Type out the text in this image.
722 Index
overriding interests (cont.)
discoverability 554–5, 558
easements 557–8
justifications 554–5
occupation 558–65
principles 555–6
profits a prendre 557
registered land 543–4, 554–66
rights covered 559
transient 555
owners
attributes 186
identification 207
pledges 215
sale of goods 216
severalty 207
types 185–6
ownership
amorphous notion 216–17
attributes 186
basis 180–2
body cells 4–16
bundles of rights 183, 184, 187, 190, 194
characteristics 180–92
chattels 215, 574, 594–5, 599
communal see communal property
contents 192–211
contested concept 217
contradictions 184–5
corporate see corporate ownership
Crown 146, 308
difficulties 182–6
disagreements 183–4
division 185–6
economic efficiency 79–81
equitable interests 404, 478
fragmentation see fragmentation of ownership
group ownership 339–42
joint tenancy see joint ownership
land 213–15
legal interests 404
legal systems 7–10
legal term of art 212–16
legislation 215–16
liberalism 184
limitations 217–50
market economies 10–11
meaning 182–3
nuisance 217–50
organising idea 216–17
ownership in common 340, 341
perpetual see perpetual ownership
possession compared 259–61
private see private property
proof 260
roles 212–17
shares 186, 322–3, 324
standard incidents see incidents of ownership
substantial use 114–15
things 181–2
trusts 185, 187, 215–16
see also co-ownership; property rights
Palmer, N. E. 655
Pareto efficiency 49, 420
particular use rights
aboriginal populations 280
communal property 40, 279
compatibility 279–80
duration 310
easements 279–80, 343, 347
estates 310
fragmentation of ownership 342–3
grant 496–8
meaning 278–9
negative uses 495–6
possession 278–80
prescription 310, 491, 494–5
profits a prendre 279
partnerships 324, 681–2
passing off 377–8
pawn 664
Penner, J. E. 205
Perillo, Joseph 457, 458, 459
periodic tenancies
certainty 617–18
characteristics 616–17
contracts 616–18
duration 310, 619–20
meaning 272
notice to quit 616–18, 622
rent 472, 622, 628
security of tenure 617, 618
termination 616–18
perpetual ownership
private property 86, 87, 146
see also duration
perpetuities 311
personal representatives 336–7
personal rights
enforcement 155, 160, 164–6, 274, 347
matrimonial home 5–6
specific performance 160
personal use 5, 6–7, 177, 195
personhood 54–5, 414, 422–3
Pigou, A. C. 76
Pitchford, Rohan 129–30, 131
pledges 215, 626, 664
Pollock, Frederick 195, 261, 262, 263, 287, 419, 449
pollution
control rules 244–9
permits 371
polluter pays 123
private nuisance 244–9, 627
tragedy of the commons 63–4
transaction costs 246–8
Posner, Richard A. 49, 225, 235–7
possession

The task:
Reproduce every line of the listing above in which the string "communal" appears.

Response:
communal see communal property
communal property 40, 279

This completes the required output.